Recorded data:

◇ ◇ ◇ ◇ ◇ ◇ ◇

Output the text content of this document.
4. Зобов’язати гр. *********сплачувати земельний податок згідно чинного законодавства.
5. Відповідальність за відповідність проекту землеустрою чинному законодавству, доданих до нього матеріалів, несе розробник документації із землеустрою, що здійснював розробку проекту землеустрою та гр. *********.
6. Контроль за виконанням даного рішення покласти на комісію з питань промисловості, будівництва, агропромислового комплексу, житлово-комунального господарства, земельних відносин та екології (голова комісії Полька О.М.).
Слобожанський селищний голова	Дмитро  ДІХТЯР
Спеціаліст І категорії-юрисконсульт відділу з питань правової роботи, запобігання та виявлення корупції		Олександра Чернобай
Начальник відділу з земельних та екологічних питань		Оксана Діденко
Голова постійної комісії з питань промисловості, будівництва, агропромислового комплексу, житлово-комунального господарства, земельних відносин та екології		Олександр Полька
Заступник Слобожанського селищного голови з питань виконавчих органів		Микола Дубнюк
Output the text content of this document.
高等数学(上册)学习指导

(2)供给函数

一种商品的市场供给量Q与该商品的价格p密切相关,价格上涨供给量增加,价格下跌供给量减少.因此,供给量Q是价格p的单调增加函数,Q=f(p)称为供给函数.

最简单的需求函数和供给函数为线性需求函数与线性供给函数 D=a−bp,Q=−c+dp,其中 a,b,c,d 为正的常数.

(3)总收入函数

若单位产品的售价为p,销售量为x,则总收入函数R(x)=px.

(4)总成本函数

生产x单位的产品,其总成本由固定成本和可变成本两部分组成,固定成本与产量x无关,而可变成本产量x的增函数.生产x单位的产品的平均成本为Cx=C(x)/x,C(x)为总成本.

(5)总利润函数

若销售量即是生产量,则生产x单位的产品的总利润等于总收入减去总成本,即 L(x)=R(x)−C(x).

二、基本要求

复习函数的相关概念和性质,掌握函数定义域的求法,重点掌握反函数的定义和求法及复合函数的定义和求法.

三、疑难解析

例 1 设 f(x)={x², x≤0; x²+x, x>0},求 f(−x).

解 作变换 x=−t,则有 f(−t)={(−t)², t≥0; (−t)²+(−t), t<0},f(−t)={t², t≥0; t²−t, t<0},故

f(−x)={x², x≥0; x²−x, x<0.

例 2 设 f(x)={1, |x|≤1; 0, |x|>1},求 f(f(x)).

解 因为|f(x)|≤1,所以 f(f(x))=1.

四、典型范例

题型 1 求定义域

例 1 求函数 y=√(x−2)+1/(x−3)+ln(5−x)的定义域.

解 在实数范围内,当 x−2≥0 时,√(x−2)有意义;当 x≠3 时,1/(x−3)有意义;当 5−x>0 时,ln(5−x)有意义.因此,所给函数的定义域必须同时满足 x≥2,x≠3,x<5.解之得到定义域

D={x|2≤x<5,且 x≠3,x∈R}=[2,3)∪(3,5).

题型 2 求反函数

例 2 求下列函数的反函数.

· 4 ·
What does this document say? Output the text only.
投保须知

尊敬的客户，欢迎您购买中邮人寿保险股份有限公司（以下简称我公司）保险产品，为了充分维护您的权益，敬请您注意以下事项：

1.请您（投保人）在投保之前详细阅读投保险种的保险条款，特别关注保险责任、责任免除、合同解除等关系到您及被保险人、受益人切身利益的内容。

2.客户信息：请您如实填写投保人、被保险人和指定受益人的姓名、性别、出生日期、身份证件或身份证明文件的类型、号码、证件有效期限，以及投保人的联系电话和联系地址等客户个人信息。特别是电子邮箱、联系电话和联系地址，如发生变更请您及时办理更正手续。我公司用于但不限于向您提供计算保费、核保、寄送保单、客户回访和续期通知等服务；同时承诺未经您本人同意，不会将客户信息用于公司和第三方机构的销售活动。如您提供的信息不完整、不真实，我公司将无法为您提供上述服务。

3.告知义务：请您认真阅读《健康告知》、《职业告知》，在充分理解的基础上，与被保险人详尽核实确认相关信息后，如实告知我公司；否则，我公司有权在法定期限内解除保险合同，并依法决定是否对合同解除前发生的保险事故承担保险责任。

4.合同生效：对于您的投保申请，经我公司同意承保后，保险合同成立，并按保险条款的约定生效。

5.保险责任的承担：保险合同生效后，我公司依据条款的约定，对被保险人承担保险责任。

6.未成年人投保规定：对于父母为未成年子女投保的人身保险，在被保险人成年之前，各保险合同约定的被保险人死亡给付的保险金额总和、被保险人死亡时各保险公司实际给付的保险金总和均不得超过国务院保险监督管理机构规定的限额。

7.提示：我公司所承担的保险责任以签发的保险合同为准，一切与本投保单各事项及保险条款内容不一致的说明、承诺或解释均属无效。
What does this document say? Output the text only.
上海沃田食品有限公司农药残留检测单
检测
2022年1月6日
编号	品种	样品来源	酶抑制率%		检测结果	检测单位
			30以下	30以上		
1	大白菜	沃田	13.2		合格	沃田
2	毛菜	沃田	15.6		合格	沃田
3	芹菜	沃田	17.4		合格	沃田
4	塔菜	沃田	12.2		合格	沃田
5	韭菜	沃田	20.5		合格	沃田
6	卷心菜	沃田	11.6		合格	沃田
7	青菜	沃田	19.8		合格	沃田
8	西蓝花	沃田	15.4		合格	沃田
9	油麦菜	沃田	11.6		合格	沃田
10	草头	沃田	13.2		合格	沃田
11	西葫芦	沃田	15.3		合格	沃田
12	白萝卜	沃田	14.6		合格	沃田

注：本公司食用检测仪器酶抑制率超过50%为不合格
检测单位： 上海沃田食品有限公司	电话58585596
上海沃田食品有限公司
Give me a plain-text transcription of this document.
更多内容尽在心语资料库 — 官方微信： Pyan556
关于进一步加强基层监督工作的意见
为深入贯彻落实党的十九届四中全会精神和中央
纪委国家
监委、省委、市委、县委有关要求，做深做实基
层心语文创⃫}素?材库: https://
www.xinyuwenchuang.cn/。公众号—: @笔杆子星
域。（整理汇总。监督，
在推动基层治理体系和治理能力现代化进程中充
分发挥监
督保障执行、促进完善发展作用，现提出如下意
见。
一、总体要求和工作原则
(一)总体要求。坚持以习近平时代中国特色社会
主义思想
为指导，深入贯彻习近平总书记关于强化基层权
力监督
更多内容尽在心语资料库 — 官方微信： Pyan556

◇ ◇ ◇ ◇ ◇ ◇ ◇

- What is needed
Reply with the number of lines in the data that include the string "відносин" and nothing else.

- Exercise solution
2